(Rows from a dataset)
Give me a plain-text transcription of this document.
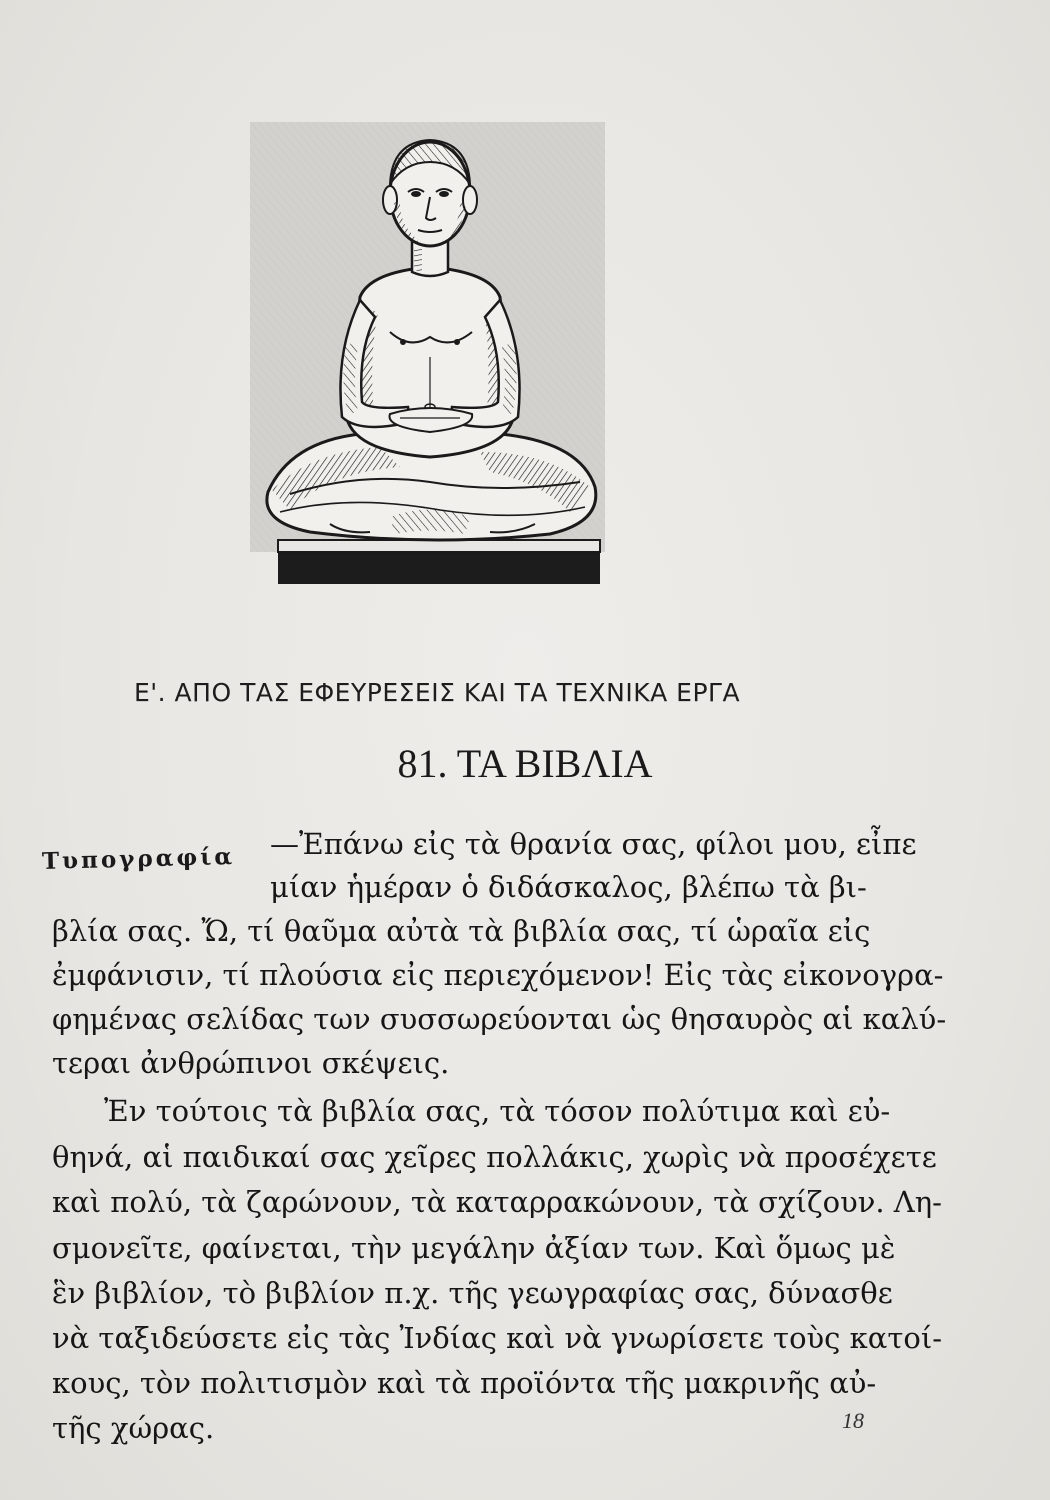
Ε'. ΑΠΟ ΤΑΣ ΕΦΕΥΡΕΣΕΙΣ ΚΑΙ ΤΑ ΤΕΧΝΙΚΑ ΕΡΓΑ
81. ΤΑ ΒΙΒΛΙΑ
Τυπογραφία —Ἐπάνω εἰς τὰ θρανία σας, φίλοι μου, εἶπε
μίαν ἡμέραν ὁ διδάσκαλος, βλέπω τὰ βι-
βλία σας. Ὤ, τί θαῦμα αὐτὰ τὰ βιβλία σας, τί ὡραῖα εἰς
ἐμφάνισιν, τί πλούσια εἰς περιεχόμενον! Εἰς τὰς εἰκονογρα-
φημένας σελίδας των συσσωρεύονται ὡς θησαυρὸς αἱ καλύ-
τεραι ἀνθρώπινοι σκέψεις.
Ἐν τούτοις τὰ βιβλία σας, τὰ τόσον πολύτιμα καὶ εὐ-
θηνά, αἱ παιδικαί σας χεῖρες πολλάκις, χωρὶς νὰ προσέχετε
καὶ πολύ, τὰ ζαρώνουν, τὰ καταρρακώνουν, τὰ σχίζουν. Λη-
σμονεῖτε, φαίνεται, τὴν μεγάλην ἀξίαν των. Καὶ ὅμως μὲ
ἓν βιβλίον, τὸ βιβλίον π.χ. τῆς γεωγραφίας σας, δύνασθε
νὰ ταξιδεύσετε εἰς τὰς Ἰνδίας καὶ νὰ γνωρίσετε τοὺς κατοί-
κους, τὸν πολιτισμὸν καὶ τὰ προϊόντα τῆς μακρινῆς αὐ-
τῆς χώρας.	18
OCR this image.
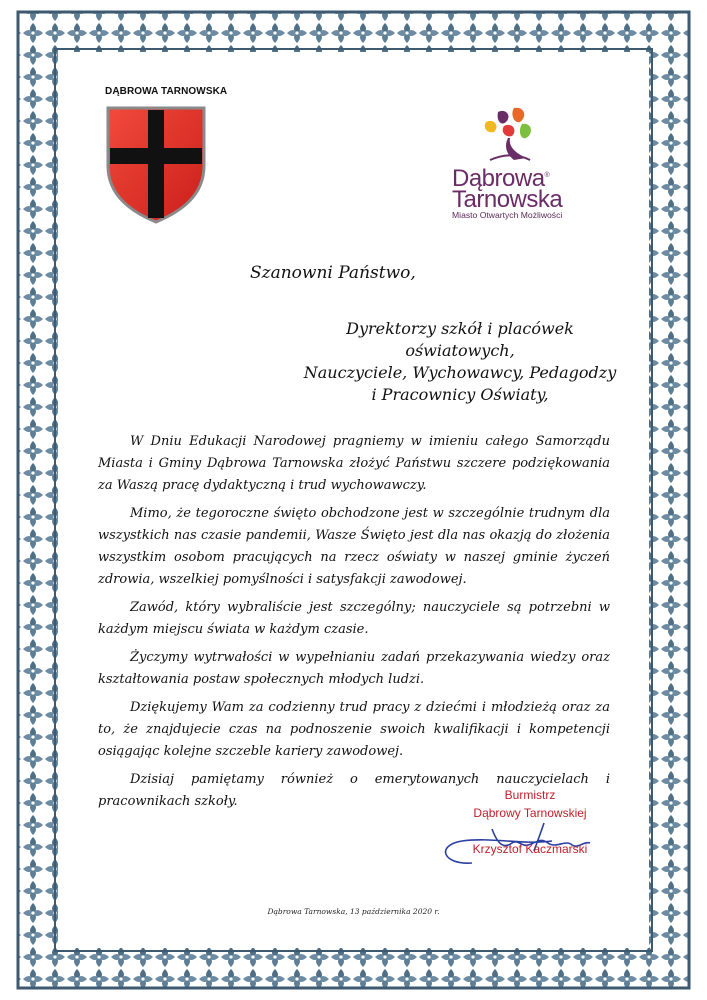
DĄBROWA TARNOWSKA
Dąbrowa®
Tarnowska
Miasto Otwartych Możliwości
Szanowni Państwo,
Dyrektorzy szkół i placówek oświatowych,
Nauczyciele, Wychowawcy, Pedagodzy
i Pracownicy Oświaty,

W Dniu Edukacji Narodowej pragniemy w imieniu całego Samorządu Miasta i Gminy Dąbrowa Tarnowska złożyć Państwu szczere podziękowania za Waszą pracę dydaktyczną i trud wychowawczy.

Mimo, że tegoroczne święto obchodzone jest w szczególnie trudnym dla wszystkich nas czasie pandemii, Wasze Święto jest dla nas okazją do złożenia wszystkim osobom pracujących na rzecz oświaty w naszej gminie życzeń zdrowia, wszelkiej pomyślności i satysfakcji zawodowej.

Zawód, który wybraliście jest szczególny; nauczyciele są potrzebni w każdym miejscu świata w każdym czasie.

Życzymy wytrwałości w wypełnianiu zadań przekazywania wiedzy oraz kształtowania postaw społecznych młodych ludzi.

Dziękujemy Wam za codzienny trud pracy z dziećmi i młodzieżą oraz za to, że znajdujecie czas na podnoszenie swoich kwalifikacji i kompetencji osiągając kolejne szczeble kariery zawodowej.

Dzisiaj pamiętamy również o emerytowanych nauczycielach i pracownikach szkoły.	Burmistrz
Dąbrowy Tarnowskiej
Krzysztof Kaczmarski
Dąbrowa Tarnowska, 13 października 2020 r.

▶ **Exercise objective**
Leave out the pictures and return every record word for word.

▶ **Task answer**
Give me a plain-text transcription of this document.
Ε'. ΑΠΟ ΤΑΣ ΕΦΕΥΡΕΣΕΙΣ ΚΑΙ ΤΑ ΤΕΧΝΙΚΑ ΕΡΓΑ
81. ΤΑ ΒΙΒΛΙΑ
Τυπογραφία —Ἐπάνω εἰς τὰ θρανία σας, φίλοι μου, εἶπε
μίαν ἡμέραν ὁ διδάσκαλος, βλέπω τὰ βι-
βλία σας. Ὤ, τί θαῦμα αὐτὰ τὰ βιβλία σας, τί ὡραῖα εἰς
ἐμφάνισιν, τί πλούσια εἰς περιεχόμενον! Εἰς τὰς εἰκονογρα-
φημένας σελίδας των συσσωρεύονται ὡς θησαυρὸς αἱ καλύ-
τεραι ἀνθρώπινοι σκέψεις.
Ἐν τούτοις τὰ βιβλία σας, τὰ τόσον πολύτιμα καὶ εὐ-
θηνά, αἱ παιδικαί σας χεῖρες πολλάκις, χωρὶς νὰ προσέχετε
καὶ πολύ, τὰ ζαρώνουν, τὰ καταρρακώνουν, τὰ σχίζουν. Λη-
σμονεῖτε, φαίνεται, τὴν μεγάλην ἀξίαν των. Καὶ ὅμως μὲ
ἓν βιβλίον, τὸ βιβλίον π.χ. τῆς γεωγραφίας σας, δύνασθε
νὰ ταξιδεύσετε εἰς τὰς Ἰνδίας καὶ νὰ γνωρίσετε τοὺς κατοί-
κους, τὸν πολιτισμὸν καὶ τὰ προϊόντα τῆς μακρινῆς αὐ-
τῆς χώρας.	18
OCR this image.
DĄBROWA TARNOWSKA
Dąbrowa®
Tarnowska
Miasto Otwartych Możliwości
Szanowni Państwo,
Dyrektorzy szkół i placówek oświatowych,
Nauczyciele, Wychowawcy, Pedagodzy
i Pracownicy Oświaty,

W Dniu Edukacji Narodowej pragniemy w imieniu całego Samorządu Miasta i Gminy Dąbrowa Tarnowska złożyć Państwu szczere podziękowania za Waszą pracę dydaktyczną i trud wychowawczy.

Mimo, że tegoroczne święto obchodzone jest w szczególnie trudnym dla wszystkich nas czasie pandemii, Wasze Święto jest dla nas okazją do złożenia wszystkim osobom pracujących na rzecz oświaty w naszej gminie życzeń zdrowia, wszelkiej pomyślności i satysfakcji zawodowej.

Zawód, który wybraliście jest szczególny; nauczyciele są potrzebni w każdym miejscu świata w każdym czasie.

Życzymy wytrwałości w wypełnianiu zadań przekazywania wiedzy oraz kształtowania postaw społecznych młodych ludzi.

Dziękujemy Wam za codzienny trud pracy z dziećmi i młodzieżą oraz za to, że znajdujecie czas na podnoszenie swoich kwalifikacji i kompetencji osiągając kolejne szczeble kariery zawodowej.

Dzisiaj pamiętamy również o emerytowanych nauczycielach i pracownikach szkoły.	Burmistrz
Dąbrowy Tarnowskiej
Krzysztof Kaczmarski
Dąbrowa Tarnowska, 13 października 2020 r.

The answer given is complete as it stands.